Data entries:

- - -

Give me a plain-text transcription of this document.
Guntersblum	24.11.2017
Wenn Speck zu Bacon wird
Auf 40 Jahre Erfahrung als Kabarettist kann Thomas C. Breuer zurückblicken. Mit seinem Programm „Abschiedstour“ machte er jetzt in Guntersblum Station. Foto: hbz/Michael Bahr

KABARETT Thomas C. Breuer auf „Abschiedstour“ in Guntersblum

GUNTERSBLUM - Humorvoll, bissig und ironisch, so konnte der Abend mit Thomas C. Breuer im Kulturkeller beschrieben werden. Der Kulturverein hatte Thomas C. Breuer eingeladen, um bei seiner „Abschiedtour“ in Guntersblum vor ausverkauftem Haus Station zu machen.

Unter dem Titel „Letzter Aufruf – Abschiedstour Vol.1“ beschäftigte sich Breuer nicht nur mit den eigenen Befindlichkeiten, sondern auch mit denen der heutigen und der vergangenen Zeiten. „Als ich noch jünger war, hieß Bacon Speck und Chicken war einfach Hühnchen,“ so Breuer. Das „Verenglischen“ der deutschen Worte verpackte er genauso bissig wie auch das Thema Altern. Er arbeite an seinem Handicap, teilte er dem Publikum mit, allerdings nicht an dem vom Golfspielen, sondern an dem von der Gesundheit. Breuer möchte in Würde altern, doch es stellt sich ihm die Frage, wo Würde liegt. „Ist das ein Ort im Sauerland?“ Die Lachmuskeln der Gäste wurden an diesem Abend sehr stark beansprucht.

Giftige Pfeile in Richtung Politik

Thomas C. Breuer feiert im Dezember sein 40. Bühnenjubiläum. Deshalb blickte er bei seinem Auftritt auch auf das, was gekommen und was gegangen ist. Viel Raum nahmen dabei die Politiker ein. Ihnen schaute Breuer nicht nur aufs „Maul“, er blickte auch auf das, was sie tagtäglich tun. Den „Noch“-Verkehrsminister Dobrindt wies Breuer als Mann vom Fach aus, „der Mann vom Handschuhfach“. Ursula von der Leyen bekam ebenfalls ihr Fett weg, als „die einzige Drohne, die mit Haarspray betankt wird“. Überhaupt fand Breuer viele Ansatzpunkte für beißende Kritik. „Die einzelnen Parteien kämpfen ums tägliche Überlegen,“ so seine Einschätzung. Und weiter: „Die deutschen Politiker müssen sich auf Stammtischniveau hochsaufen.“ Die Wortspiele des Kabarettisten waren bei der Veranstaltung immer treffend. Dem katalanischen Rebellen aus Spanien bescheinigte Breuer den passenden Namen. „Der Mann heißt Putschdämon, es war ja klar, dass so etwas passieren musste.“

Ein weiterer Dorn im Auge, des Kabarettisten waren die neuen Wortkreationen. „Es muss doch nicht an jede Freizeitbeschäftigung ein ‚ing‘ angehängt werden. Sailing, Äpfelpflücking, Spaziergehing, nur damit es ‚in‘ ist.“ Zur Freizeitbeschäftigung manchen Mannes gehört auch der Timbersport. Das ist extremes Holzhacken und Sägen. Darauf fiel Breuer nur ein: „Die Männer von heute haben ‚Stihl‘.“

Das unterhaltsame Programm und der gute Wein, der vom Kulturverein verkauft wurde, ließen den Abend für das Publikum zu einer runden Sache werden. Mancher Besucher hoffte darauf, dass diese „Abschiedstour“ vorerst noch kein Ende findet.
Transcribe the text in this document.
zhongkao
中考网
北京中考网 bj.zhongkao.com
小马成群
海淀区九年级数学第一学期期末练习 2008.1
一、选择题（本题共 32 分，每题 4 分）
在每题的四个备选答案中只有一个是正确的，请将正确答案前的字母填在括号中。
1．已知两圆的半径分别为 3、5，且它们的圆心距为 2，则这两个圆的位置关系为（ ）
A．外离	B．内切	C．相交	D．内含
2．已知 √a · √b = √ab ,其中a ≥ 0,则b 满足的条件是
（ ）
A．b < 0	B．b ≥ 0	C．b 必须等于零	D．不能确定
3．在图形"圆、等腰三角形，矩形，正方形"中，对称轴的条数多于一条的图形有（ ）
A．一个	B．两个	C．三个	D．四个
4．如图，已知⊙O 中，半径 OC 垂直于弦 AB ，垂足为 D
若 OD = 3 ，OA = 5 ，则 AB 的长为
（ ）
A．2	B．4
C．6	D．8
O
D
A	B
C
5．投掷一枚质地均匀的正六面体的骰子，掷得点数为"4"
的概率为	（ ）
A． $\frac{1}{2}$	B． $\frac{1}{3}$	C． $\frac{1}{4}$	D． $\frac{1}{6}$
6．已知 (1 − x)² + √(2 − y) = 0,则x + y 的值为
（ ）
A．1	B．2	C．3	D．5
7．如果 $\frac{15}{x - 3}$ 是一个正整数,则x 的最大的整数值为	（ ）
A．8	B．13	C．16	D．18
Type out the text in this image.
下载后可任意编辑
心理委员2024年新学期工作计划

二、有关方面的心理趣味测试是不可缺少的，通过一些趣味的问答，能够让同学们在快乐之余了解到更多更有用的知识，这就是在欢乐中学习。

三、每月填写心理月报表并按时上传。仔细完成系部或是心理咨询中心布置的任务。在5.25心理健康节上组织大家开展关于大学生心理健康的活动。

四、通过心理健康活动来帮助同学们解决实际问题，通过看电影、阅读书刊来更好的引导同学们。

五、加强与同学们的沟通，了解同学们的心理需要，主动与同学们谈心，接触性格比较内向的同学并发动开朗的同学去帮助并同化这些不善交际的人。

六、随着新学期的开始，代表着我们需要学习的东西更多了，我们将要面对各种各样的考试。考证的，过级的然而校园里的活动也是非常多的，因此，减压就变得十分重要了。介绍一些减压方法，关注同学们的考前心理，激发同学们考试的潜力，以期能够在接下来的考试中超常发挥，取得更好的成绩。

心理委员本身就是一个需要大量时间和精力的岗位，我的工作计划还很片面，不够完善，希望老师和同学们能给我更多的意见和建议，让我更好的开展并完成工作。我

- - -

Directions:
Repeat word for word each line from the one with "Type out the text in this image." to the end of the records above, inclusive.

Full response:
Type out the text in this image.
下载后可任意编辑
心理委员2024年新学期工作计划

二、有关方面的心理趣味测试是不可缺少的，通过一些趣味的问答，能够让同学们在快乐之余了解到更多更有用的知识，这就是在欢乐中学习。

三、每月填写心理月报表并按时上传。仔细完成系部或是心理咨询中心布置的任务。在5.25心理健康节上组织大家开展关于大学生心理健康的活动。

四、通过心理健康活动来帮助同学们解决实际问题，通过看电影、阅读书刊来更好的引导同学们。

五、加强与同学们的沟通，了解同学们的心理需要，主动与同学们谈心，接触性格比较内向的同学并发动开朗的同学去帮助并同化这些不善交际的人。

六、随着新学期的开始，代表着我们需要学习的东西更多了，我们将要面对各种各样的考试。考证的，过级的然而校园里的活动也是非常多的，因此，减压就变得十分重要了。介绍一些减压方法，关注同学们的考前心理，激发同学们考试的潜力，以期能够在接下来的考试中超常发挥，取得更好的成绩。

心理委员本身就是一个需要大量时间和精力的岗位，我的工作计划还很片面，不够完善，希望老师和同学们能给我更多的意见和建议，让我更好的开展并完成工作。我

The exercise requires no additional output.